-- Start PAGE EXTRACT --

I was fascinated by the fact that internet search turn up a mountain of articles on how psychological problems contribute to academic failure, but very few on how academic failure contributes to psychological problems, even though I’d seen it happen often enough. Fortunately, I finally found this Psychology Today article that places the issue in perspective.

From the article linked above: “The experience of failure can be a formative one when it convinces children that how poorly they performed is the best they can do, is evidence of their innate lack of capacity, and justifies giving up on themselves. This is particularly true for adolescents who daily struggle with multiple questions concerning personal inadequacy and tend to take any kind of failure to heart.”

Of course, every student is not going to take a grade less than B in an honors or AP class as a failure. In any case, since we all fail from time to time, high school students need to develop ways to deal with failure. That said, when we put students into classes for which they weren’t prepared beforehand, we greatly increase the chances of making them feel like failures.

-- End PAGE EXTRACT --

*WORK TO DO:*
a – Could you set down the passage on academic failure from "Of course, every" to "feel like failures."?
b – Can you restate, more briefly, the paragraph of the passage on academic failure that begins "Of course, every student," keeping its main facts?
c – Could you carry on the passage on academic failure past its final sentence?

-- Start DATASET EXTRACT --

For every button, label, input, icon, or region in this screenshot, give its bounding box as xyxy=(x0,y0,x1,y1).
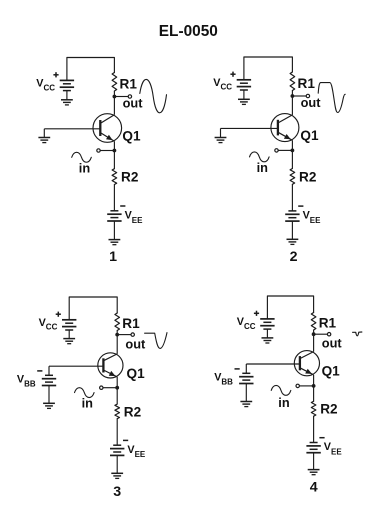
svg-text:R1: R1 xyxy=(120,76,138,91)
label Vcc (circuit 3) xyxy=(39,317,58,332)
label R1 (circuit 1) xyxy=(120,76,138,91)
battery Vee (circuit 1) xyxy=(107,211,121,221)
wire (out node to terminal, circuit 1) xyxy=(114,96,128,98)
wire (Vee to ground, circuit 2) xyxy=(291,221,293,239)
resistor R2 (circuit 4) xyxy=(311,401,316,416)
battery Vcc (circuit 2) xyxy=(237,80,251,90)
label R2 (circuit 1) xyxy=(121,170,139,185)
svg-text:R2: R2 xyxy=(320,402,338,417)
label in (circuit 3) xyxy=(82,396,94,411)
node in (circuit 2) xyxy=(291,149,295,153)
minus sign Vbb (circuit 3) xyxy=(37,370,42,372)
wire (base to Vbb, circuit 3) xyxy=(48,366,50,375)
wire (Vcc to R1 top rail, circuit 4) xyxy=(267,296,313,319)
label Vee (circuit 4) xyxy=(324,441,343,456)
label out (circuit 3) xyxy=(125,336,146,351)
plus sign Vcc (circuit 3) xyxy=(56,312,61,317)
svg-text:R2: R2 xyxy=(124,404,142,419)
svg-text:2: 2 xyxy=(290,249,298,265)
waveform in (circuit 1) xyxy=(72,152,92,162)
wire (out node to terminal, circuit 2) xyxy=(292,95,306,97)
wire (in node to R2, circuit 1) xyxy=(113,151,115,169)
wire (Vbb to ground, circuit 3) xyxy=(48,386,50,404)
wire (base, circuit 2) xyxy=(221,127,278,129)
label R1 (circuit 2) xyxy=(298,76,316,91)
wire (in node to terminal, circuit 4) xyxy=(300,385,314,387)
svg-text:out: out xyxy=(301,95,322,110)
ground (below Vcc, circuit 4) xyxy=(262,338,274,343)
label Q1 (circuit 2) xyxy=(300,128,319,143)
wire (Vee to ground, circuit 3) xyxy=(116,455,118,473)
label Vcc (circuit 2) xyxy=(213,77,232,92)
svg-text:in: in xyxy=(82,396,94,411)
label number 2 xyxy=(290,249,298,265)
label Vcc (circuit 1) xyxy=(36,77,55,92)
minus sign Vbb (circuit 4) xyxy=(235,368,240,370)
wire (Vcc to R1 top rail, circuit 3) xyxy=(69,297,117,320)
transistor Q1 (circuit 1) xyxy=(93,114,122,143)
svg-text:out: out xyxy=(125,336,146,351)
minus sign Vee (circuit 2) xyxy=(298,205,303,207)
svg-text:in: in xyxy=(79,161,91,176)
resistor R2 (circuit 3) xyxy=(115,404,120,419)
wire (base, circuit 3) xyxy=(49,365,103,367)
battery Vee (circuit 4) xyxy=(306,443,320,453)
terminal in (circuit 3) xyxy=(100,386,103,389)
ground (below Vcc, circuit 1) xyxy=(61,100,73,105)
svg-text:R2: R2 xyxy=(299,169,317,184)
wire (in node to terminal, circuit 2) xyxy=(278,149,292,151)
svg-text:4: 4 xyxy=(310,480,318,496)
transistor Q1 (circuit 3) xyxy=(98,353,123,378)
resistor R1 (circuit 4) xyxy=(311,313,316,331)
transistor Q1 (circuit 2) xyxy=(271,114,299,142)
waveform out (circuit 1) xyxy=(140,79,167,112)
resistor R1 (circuit 3) xyxy=(115,313,120,331)
wire (emitter to in node, circuit 2) xyxy=(291,140,293,150)
svg-text:R2: R2 xyxy=(121,170,139,185)
resistor R1 (circuit 1) xyxy=(112,73,117,92)
svg-text:Q1: Q1 xyxy=(127,366,146,381)
label in (circuit 4) xyxy=(278,395,290,410)
node in (circuit 4) xyxy=(312,384,316,388)
label out (circuit 2) xyxy=(301,95,322,110)
wire (R1 to out node, circuit 3) xyxy=(116,331,118,335)
ground (bottom, circuit 3) xyxy=(111,473,123,478)
label Vbb (circuit 4) xyxy=(214,372,233,387)
svg-text:3: 3 xyxy=(113,484,121,500)
battery Vbb (circuit 4) xyxy=(239,373,253,383)
label in (circuit 1) xyxy=(79,161,91,176)
label Vcc (circuit 4) xyxy=(237,316,256,331)
node out (circuit 2) xyxy=(291,94,295,98)
minus sign Vee (circuit 3) xyxy=(123,439,128,441)
wire (out node to collector, circuit 3) xyxy=(116,335,118,354)
svg-text:EL-0050: EL-0050 xyxy=(159,23,218,40)
svg-text:R1: R1 xyxy=(122,316,140,331)
label Vee (circuit 3) xyxy=(127,444,146,459)
label R1 (circuit 4) xyxy=(319,315,337,330)
wire (base to ground, circuit 2) xyxy=(220,128,222,137)
label Q1 (circuit 1) xyxy=(122,128,141,143)
svg-text:Q1: Q1 xyxy=(122,128,141,143)
wire (out node to collector, circuit 2) xyxy=(291,96,293,115)
label number 1 xyxy=(109,249,117,265)
title EL-0050 xyxy=(159,23,218,40)
wire (Vcc to R1 top rail, circuit 2) xyxy=(244,57,293,80)
ground (below Vbb, circuit 4) xyxy=(240,402,252,407)
svg-text:Q1: Q1 xyxy=(300,128,319,143)
plus sign Vcc (circuit 1) xyxy=(53,72,58,77)
wire (emitter to in node, circuit 4) xyxy=(313,375,315,386)
label Vee (circuit 1) xyxy=(125,209,144,224)
node out (circuit 1) xyxy=(113,95,117,99)
terminal out (circuit 3) xyxy=(131,333,134,336)
wire (out node to terminal, circuit 3) xyxy=(117,334,131,336)
label Vee (circuit 2) xyxy=(303,210,322,225)
ground (bottom, circuit 4) xyxy=(308,470,320,475)
waveform in (circuit 4) xyxy=(271,385,291,395)
battery Vbb (circuit 3) xyxy=(42,375,56,385)
plus sign Vcc (circuit 4) xyxy=(254,311,259,316)
terminal in (circuit 1) xyxy=(97,149,100,152)
node out (circuit 4) xyxy=(312,332,316,336)
wire (R1 to out node, circuit 1) xyxy=(113,91,115,97)
svg-text:out: out xyxy=(123,96,144,111)
wire (R2 to Vee, circuit 3) xyxy=(116,419,118,446)
node out (circuit 3) xyxy=(115,333,119,337)
label Q1 (circuit 4) xyxy=(322,364,341,379)
terminal out (circuit 2) xyxy=(306,94,309,97)
wire (in node to R2, circuit 3) xyxy=(116,388,118,404)
wire (in node to terminal, circuit 1) xyxy=(100,150,114,152)
waveform in (circuit 3) xyxy=(75,388,95,398)
node in (circuit 1) xyxy=(113,149,117,153)
svg-text:Q1: Q1 xyxy=(322,364,341,379)
wire (R2 to Vee, circuit 2) xyxy=(291,184,293,211)
resistor R2 (circuit 2) xyxy=(290,169,295,185)
terminal in (circuit 2) xyxy=(275,149,278,152)
wire (in node to terminal, circuit 3) xyxy=(103,387,117,389)
wire (R1 to out node, circuit 2) xyxy=(291,91,293,97)
waveform in (circuit 2) xyxy=(250,152,270,162)
waveform out (circuit 4) xyxy=(353,332,362,336)
wire (R2 to Vee, circuit 4) xyxy=(313,416,315,442)
ground (bottom, circuit 1) xyxy=(109,240,121,245)
wire (out node to collector, circuit 1) xyxy=(113,97,115,115)
wire (Vee to ground, circuit 4) xyxy=(313,453,315,470)
ground (below Vbb, circuit 3) xyxy=(43,403,55,408)
wire (Vcc to ground, circuit 2) xyxy=(243,90,245,99)
label R2 (circuit 3) xyxy=(124,404,142,419)
label R2 (circuit 4) xyxy=(320,402,338,417)
wire (Vbb to ground, circuit 4) xyxy=(245,384,247,402)
ground (bottom, circuit 2) xyxy=(287,239,299,244)
wire (Vcc to ground, circuit 1) xyxy=(66,91,68,100)
wire (Vee to ground, circuit 1) xyxy=(113,221,115,240)
battery Vcc (circuit 1) xyxy=(60,80,74,90)
wire (base to ground, circuit 1) xyxy=(43,129,45,138)
ground (base, circuit 2) xyxy=(215,138,227,143)
svg-text:R1: R1 xyxy=(319,315,337,330)
wire (out node to terminal, circuit 4) xyxy=(314,333,328,335)
wire (out node to collector, circuit 4) xyxy=(313,334,315,351)
waveform out (circuit 2) xyxy=(318,83,345,113)
battery Vee (circuit 2) xyxy=(285,211,299,221)
terminal out (circuit 4) xyxy=(327,333,330,336)
wire (base, circuit 4) xyxy=(246,363,300,365)
wire (base, circuit 1) xyxy=(44,128,100,130)
ground (below Vcc, circuit 3) xyxy=(63,339,75,344)
plus sign Vcc (circuit 2) xyxy=(230,72,235,77)
svg-text:in: in xyxy=(278,395,290,410)
transistor Q1 (circuit 4) xyxy=(294,351,319,376)
waveform out (circuit 3) xyxy=(145,333,167,349)
battery Vee (circuit 3) xyxy=(110,445,124,455)
label number 3 xyxy=(113,484,121,500)
terminal in (circuit 4) xyxy=(296,384,299,387)
label out (circuit 1) xyxy=(123,96,144,111)
label in (circuit 2) xyxy=(257,160,269,175)
wire (R1 to out node, circuit 4) xyxy=(313,330,315,334)
label out (circuit 4) xyxy=(322,336,343,351)
minus sign Vee (circuit 1) xyxy=(120,205,125,207)
svg-text:1: 1 xyxy=(109,249,117,265)
ground (below Vcc, circuit 2) xyxy=(238,99,250,104)
wire (in node to R2, circuit 4) xyxy=(313,386,315,401)
wire (in node to R2, circuit 2) xyxy=(291,150,293,168)
battery Vcc (circuit 3) xyxy=(62,320,76,330)
wire (Vcc to ground, circuit 4) xyxy=(266,329,268,338)
ground (base, circuit 1) xyxy=(38,138,50,143)
resistor R1 (circuit 2) xyxy=(290,72,295,91)
label number 4 xyxy=(310,480,318,496)
node in (circuit 3) xyxy=(115,386,119,390)
label Q1 (circuit 3) xyxy=(127,366,146,381)
label R1 (circuit 3) xyxy=(122,316,140,331)
battery Vcc (circuit 4) xyxy=(260,319,274,329)
wire (Vcc to R1 top rail, circuit 1) xyxy=(67,58,115,81)
minus sign Vee (circuit 4) xyxy=(319,437,324,439)
svg-text:out: out xyxy=(322,336,343,351)
wire (emitter to in node, circuit 3) xyxy=(116,377,118,388)
svg-text:R1: R1 xyxy=(298,76,316,91)
svg-text:in: in xyxy=(257,160,269,175)
wire (R2 to Vee, circuit 1) xyxy=(113,185,115,211)
wire (emitter to in node, circuit 1) xyxy=(113,141,115,150)
wire (Vcc to ground, circuit 3) xyxy=(68,330,70,339)
label R2 (circuit 2) xyxy=(299,169,317,184)
label Vbb (circuit 3) xyxy=(17,374,36,389)
terminal out (circuit 1) xyxy=(128,95,131,98)
wire (base to Vbb, circuit 4) xyxy=(245,364,247,373)
resistor R2 (circuit 1) xyxy=(112,169,117,185)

-- End DATASET EXTRACT --

*WRITTEN RESPONSES:*
a –
Of course, every student is not going to take a grade less than B in an honors or AP class as a failure. In any case, since we all fail from time to time, high school students need to develop ways to deal with failure. That said, when we put students into classes for which they weren’t prepared beforehand, we greatly increase the chances of making them feel like failures.

b – Not every student sees a grade below B in an honors or AP class as failure. Since everyone fails sometimes, high school students need ways to cope with it, but placing them in classes they weren't prepared for greatly raises the chance they'll feel like failures.

c –
A student once said to me, “I’d rather be the smartest student in a regular class than the dumbest student in an honors class.” He wasn’t anyone’s idea of dumb. He wasn’t even performing poorly, though at that point, I don’t think he had an A. It’s hard to predict exactly how adolescents will react. But I have heard similar remarks from a wide variety of students over the years.

I wish I could say that such remarks were the extent of the evidence I have for the damaging effects of getting students in over their heard, but that’s not the case. I’ve seen students burn out on academics or come close. I’ve seen students have breakdowns or come close. It’s hard to quantify how large those problems are because schools aren’t required to keep statistics on them, and there may also be concerns about student privacy in keeping such information. It is reasonable to say there are enough such cases to be a serious concern.

“Dumbing Down” the Curriculum in Advanced Classes Is Not the Solution Because It Leads to Worse Educational Outcomes(copyrighted by saMBa and licensed from www.shutterstock.com)

Our society’s education policy is often caught in a conflict between challenging students adequately and making sure all students succeed. This subject probably merits a blog post of its own, but for now, let’s just say that abandoning rigor in the name of avoiding failure, while it may avert some of the psychological problems I mentioned above, just creates a different problem by reducing the development of academic skills necessary for college and career success.

If honors and AP classes are geared for students who don’t have the necessary skills to handle the course as originally designed, what happens to the students who could have handled the original course? In many cases, they will be deprived of that experience.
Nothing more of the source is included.